- _Records shown_
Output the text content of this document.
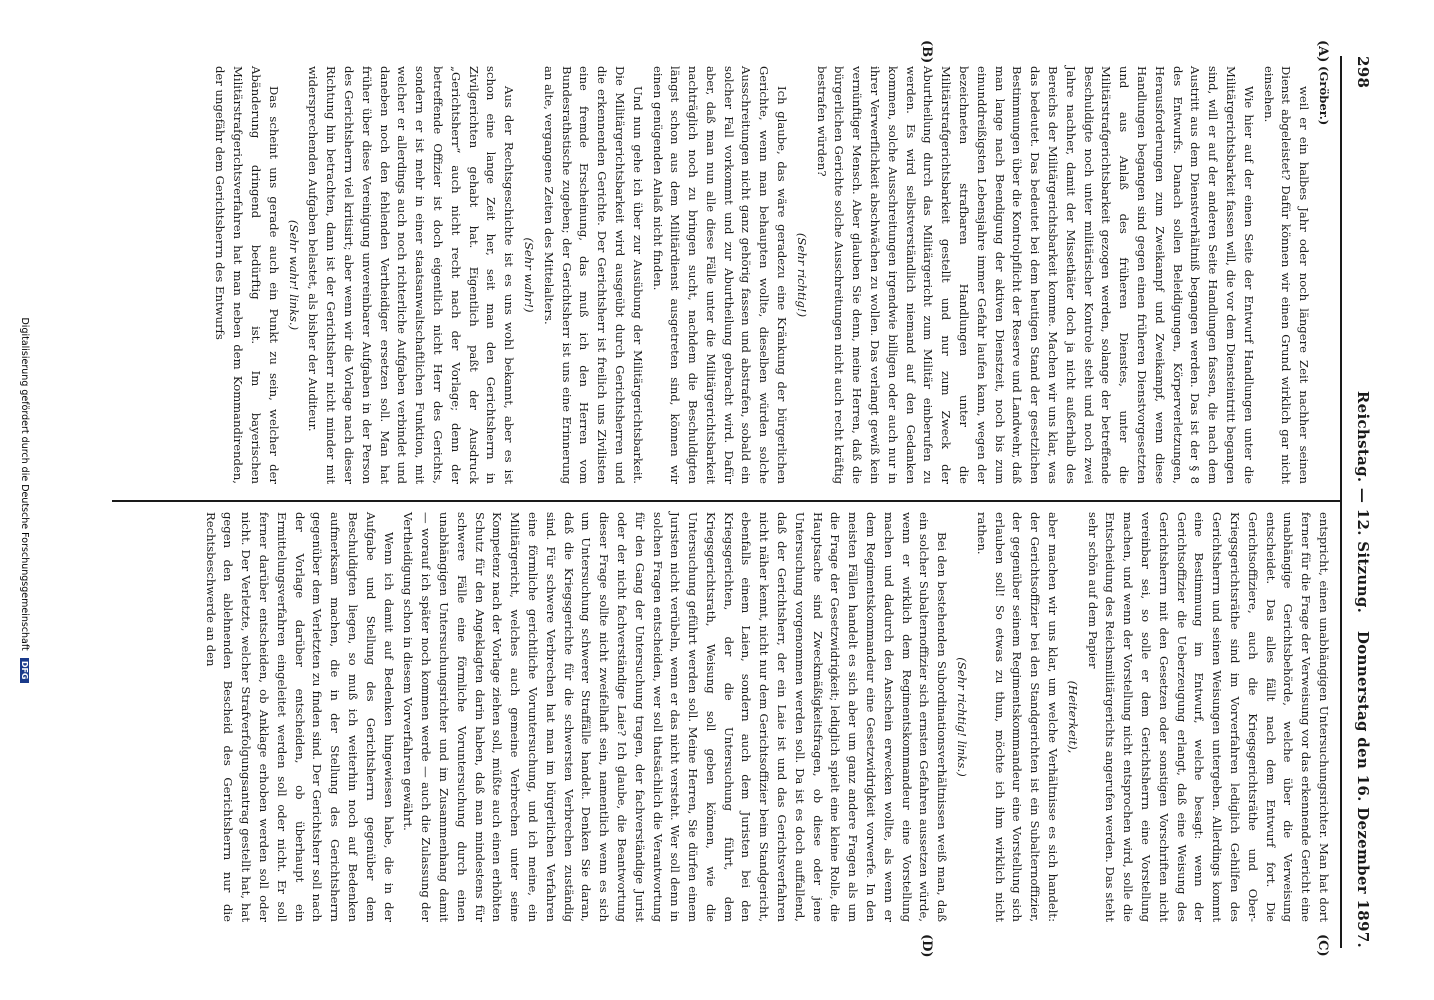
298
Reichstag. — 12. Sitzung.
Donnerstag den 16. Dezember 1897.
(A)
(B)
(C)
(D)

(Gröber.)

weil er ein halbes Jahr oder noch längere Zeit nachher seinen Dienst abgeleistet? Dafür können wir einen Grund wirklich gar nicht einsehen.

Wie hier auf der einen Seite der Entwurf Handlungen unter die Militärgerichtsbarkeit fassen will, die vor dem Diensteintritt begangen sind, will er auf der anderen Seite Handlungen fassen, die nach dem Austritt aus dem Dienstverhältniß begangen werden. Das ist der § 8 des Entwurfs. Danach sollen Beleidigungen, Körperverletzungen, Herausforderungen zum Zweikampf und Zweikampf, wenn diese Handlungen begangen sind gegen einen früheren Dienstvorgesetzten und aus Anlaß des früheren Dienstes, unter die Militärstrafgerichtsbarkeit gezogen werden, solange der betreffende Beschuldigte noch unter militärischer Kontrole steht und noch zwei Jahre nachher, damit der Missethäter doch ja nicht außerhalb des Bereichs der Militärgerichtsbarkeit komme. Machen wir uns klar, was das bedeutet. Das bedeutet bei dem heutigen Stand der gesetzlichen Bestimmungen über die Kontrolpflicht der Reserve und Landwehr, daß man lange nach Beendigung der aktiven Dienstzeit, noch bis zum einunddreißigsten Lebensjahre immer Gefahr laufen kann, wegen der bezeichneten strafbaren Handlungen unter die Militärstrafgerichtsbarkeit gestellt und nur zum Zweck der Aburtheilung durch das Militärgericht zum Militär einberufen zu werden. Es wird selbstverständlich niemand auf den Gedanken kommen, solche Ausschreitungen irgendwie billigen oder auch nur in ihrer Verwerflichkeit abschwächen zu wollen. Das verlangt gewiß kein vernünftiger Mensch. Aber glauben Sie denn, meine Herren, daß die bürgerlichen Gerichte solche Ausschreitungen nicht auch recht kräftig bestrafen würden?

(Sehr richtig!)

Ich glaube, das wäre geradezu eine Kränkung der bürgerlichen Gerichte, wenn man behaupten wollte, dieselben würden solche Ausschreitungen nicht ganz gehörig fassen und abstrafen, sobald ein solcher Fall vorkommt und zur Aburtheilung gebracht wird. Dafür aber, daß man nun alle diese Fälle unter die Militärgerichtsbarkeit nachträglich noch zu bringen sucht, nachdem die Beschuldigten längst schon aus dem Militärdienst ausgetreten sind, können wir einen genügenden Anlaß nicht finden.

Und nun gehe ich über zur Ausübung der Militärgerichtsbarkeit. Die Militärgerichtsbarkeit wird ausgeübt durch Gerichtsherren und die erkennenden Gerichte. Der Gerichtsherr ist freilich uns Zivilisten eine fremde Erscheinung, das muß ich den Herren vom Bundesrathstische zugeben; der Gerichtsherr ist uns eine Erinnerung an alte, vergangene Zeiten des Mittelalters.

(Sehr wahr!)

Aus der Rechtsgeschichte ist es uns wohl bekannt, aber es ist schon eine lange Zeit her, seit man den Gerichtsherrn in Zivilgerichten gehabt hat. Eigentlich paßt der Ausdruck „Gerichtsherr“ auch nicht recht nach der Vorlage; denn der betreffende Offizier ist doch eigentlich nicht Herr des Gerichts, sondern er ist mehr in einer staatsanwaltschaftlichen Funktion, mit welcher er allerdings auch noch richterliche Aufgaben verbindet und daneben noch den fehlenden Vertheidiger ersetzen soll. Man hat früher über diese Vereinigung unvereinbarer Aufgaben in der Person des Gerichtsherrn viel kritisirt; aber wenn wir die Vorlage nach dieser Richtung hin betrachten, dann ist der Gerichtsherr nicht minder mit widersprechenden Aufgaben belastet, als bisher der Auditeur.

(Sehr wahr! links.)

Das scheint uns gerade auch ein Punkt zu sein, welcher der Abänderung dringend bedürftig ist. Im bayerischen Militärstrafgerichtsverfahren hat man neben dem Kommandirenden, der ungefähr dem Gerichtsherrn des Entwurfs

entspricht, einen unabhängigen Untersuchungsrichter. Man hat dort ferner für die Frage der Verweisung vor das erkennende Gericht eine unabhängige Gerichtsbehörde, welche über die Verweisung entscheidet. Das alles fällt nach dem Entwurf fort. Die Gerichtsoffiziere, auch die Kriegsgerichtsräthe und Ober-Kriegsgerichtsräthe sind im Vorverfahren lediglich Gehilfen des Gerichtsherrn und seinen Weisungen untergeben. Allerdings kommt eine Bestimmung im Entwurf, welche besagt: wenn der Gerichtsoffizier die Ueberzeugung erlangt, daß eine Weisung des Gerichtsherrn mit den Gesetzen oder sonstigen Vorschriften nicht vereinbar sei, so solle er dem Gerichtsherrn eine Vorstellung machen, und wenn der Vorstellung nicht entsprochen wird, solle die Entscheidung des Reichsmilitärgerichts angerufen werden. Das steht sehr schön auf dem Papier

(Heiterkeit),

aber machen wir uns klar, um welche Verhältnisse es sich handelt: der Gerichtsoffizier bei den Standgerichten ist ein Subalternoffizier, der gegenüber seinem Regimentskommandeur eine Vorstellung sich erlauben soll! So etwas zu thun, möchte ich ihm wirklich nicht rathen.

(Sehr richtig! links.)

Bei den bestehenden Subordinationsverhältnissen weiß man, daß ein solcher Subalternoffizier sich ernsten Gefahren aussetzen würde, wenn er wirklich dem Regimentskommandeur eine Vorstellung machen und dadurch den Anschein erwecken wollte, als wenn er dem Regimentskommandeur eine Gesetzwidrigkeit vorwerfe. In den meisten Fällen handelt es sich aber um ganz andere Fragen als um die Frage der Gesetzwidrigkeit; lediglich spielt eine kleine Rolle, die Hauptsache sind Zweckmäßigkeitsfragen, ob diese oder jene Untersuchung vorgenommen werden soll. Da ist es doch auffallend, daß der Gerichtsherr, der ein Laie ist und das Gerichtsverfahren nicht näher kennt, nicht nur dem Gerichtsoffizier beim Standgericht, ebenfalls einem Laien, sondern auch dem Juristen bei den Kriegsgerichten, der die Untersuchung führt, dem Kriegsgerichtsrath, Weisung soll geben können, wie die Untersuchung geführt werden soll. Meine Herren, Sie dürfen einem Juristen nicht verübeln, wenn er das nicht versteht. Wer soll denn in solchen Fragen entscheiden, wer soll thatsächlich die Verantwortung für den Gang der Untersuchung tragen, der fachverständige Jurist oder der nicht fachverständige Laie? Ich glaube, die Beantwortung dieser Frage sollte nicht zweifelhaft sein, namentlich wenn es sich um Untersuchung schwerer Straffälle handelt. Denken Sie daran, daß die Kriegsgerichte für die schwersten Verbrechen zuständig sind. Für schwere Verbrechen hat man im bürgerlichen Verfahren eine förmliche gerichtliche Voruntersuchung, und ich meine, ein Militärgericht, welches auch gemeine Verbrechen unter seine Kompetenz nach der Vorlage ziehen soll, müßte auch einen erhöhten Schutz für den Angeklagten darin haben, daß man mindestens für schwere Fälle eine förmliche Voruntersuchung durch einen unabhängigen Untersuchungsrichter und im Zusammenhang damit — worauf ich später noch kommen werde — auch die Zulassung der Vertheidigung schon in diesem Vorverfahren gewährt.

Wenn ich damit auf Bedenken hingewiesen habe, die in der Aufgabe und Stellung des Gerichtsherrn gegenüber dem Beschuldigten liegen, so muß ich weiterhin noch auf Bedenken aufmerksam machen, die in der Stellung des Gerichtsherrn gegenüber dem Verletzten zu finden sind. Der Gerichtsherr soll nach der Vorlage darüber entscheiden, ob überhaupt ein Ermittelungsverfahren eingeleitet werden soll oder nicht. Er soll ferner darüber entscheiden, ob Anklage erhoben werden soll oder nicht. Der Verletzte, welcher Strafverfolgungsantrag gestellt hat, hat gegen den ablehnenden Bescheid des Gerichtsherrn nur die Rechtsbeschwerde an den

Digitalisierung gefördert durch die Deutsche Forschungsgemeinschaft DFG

...

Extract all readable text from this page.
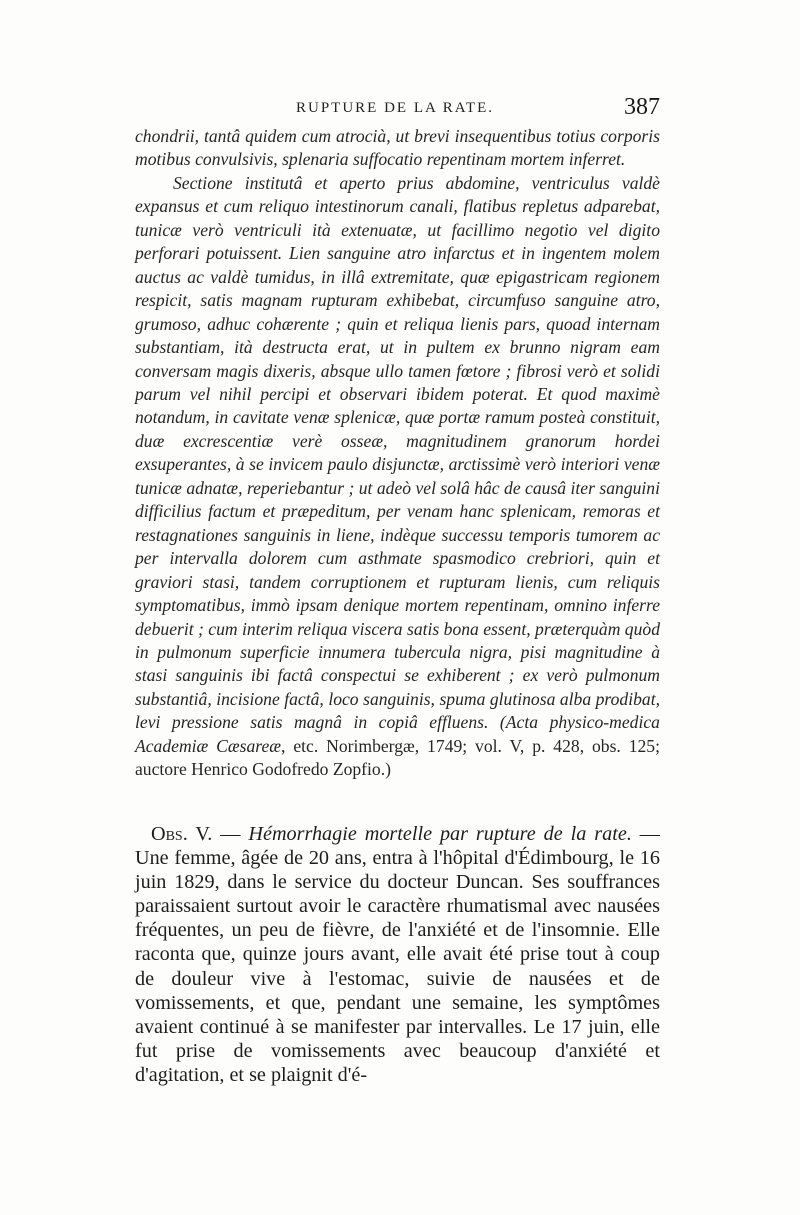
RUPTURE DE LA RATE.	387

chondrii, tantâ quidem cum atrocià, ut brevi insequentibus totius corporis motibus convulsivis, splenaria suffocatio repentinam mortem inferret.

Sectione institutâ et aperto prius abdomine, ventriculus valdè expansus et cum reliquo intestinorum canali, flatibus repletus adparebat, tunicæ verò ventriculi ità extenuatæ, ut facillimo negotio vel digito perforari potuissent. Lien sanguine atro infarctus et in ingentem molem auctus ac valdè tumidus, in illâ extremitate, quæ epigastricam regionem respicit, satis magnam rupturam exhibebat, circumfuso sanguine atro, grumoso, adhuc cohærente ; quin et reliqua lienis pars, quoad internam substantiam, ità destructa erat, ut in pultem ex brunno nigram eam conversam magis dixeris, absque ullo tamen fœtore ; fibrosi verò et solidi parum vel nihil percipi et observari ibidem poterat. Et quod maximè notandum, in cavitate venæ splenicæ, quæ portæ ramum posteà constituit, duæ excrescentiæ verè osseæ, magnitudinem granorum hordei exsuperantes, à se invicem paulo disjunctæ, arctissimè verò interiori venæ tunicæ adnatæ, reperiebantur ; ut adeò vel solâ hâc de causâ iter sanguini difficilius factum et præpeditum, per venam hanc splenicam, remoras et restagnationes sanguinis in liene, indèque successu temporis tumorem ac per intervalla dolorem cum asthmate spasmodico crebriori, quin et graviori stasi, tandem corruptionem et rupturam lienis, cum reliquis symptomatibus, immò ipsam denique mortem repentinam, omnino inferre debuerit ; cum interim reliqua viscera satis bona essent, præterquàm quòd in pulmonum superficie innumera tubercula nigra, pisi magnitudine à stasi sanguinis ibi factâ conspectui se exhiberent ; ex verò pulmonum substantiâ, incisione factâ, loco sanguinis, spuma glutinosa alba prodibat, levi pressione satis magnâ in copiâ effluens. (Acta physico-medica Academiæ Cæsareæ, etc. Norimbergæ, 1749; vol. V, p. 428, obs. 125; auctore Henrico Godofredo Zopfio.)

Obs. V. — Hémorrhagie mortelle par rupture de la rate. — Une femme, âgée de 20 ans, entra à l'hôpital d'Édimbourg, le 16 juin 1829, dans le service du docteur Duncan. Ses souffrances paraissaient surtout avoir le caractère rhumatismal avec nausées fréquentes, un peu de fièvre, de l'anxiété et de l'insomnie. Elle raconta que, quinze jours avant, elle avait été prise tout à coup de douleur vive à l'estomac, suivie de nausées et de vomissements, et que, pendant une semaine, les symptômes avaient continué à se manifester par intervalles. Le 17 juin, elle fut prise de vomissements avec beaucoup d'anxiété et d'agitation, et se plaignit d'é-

- _Task to carry out_
Lines in the listing above that contain the word "text" must be copied; leave out the rest.

- _The completed task_
Output the text content of this document.
Extract all readable text from this page.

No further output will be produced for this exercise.